* **REQUEST**: Drop the pictures and extract exactly the lines from the one that contains "Extract the structured" through the end of the material.

* **INPUT FOR THIS TASK**:
····················

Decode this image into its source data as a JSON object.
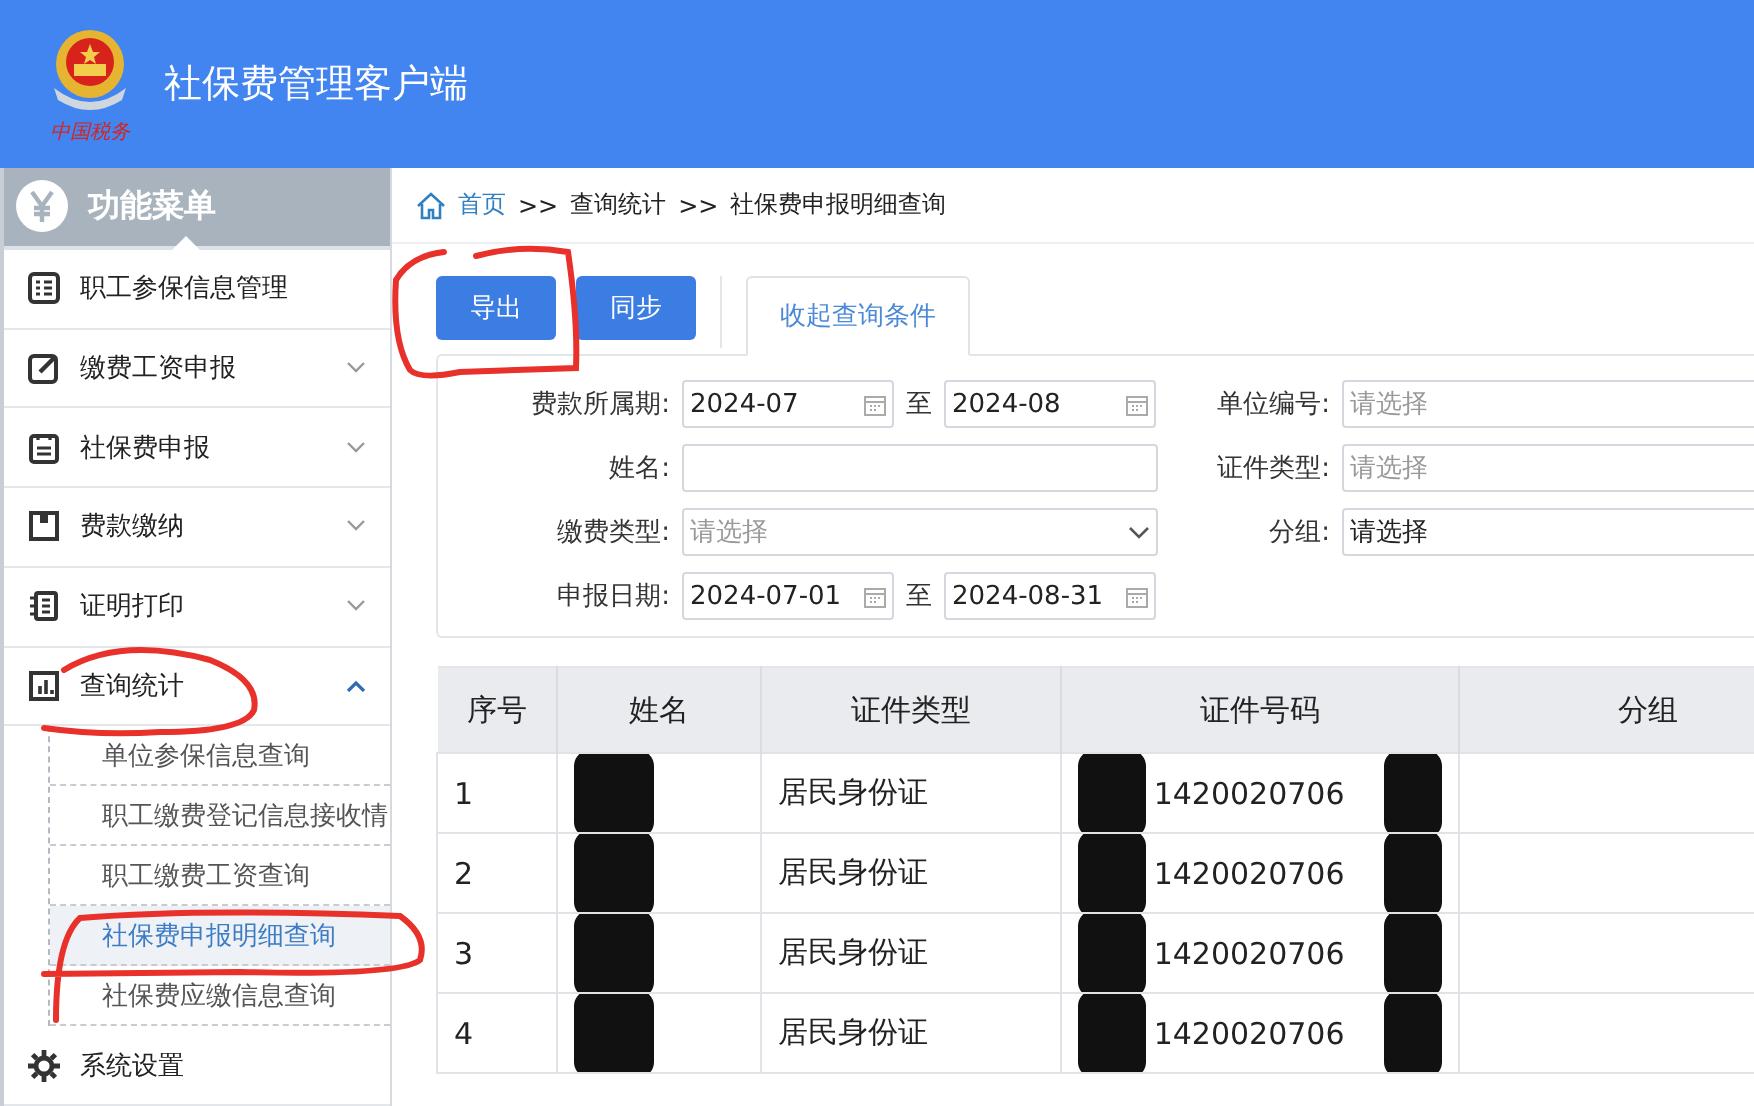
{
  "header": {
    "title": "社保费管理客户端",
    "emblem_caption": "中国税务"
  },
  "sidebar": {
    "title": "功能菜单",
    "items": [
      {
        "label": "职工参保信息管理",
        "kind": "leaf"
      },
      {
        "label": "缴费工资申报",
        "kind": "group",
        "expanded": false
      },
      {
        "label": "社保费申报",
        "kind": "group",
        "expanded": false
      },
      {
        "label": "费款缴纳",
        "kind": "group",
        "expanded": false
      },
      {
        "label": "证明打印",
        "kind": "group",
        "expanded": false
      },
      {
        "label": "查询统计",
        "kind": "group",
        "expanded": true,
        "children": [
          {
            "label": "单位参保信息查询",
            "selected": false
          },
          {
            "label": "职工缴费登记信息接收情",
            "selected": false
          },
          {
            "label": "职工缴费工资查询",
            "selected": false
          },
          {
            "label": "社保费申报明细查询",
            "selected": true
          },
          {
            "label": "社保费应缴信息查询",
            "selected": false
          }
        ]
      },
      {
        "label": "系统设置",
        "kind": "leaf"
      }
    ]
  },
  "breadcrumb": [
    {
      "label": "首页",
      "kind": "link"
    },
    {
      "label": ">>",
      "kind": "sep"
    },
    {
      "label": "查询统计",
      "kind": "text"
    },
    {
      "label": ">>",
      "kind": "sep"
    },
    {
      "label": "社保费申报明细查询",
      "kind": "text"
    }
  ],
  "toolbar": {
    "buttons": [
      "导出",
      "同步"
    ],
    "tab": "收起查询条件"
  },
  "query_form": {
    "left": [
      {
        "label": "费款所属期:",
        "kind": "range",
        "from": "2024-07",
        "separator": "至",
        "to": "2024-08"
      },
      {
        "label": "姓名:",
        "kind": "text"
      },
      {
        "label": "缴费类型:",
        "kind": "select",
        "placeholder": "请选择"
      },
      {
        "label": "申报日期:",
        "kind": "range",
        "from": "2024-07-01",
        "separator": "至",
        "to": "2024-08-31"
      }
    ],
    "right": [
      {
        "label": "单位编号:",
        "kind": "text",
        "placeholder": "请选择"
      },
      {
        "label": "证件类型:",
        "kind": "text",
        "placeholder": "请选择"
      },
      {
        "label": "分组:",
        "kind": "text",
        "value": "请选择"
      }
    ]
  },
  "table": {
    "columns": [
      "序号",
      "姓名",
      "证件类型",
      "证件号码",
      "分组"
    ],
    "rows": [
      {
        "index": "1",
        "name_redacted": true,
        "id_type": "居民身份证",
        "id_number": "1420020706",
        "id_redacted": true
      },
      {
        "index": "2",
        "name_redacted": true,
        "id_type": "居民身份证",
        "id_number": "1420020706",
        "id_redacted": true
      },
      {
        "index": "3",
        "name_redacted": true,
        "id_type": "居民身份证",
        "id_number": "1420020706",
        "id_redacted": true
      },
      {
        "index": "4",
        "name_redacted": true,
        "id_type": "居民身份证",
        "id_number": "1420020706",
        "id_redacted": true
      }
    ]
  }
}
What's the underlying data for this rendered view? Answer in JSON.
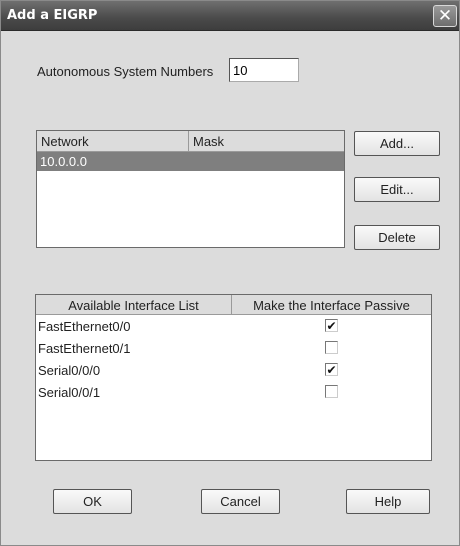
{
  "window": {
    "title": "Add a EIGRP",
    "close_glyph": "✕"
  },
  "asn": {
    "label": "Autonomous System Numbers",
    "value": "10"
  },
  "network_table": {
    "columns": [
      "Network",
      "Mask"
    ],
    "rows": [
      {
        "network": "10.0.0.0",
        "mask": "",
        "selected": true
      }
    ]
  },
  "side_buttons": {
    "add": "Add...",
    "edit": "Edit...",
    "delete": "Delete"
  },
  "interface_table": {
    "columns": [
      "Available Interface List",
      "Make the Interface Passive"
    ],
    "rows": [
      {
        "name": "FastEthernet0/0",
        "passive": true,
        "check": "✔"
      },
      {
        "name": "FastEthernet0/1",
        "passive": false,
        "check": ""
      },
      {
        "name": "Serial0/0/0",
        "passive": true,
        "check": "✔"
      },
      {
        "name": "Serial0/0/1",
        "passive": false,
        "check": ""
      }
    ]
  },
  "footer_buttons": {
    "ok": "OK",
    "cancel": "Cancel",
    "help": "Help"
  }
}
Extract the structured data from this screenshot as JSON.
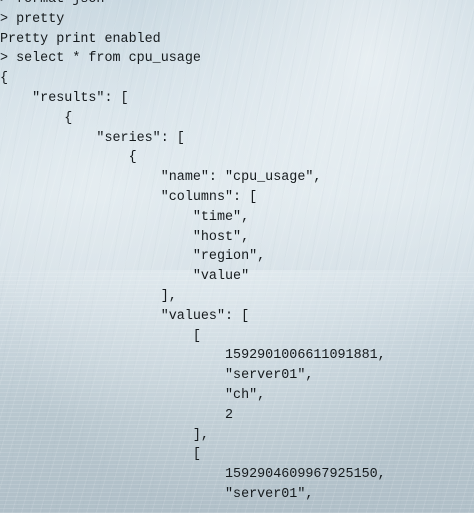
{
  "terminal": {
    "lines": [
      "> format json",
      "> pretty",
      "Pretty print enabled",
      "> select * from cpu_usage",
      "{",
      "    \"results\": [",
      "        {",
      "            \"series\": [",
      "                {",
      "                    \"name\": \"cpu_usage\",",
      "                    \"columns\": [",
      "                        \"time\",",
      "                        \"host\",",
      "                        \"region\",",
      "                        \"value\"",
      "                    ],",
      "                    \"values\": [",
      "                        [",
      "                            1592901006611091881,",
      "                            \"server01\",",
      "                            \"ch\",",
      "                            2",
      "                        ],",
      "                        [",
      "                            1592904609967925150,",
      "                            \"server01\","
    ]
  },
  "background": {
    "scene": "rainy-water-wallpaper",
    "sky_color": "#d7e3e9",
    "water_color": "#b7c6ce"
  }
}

····················

* **WRITTEN SOLUTION**:
Extract the structured data from this screenshot as JSON.
{
  "terminal": {
    "lines": [
      "> format json",
      "> pretty",
      "Pretty print enabled",
      "> select * from cpu_usage",
      "{",
      "    \"results\": [",
      "        {",
      "            \"series\": [",
      "                {",
      "                    \"name\": \"cpu_usage\",",
      "                    \"columns\": [",
      "                        \"time\",",
      "                        \"host\",",
      "                        \"region\",",
      "                        \"value\"",
      "                    ],",
      "                    \"values\": [",
      "                        [",
      "                            1592901006611091881,",
      "                            \"server01\",",
      "                            \"ch\",",
      "                            2",
      "                        ],",
      "                        [",
      "                            1592904609967925150,",
      "                            \"server01\","
    ]
  },
  "background": {
    "scene": "rainy-water-wallpaper",
    "sky_color": "#d7e3e9",
    "water_color": "#b7c6ce"
  }
}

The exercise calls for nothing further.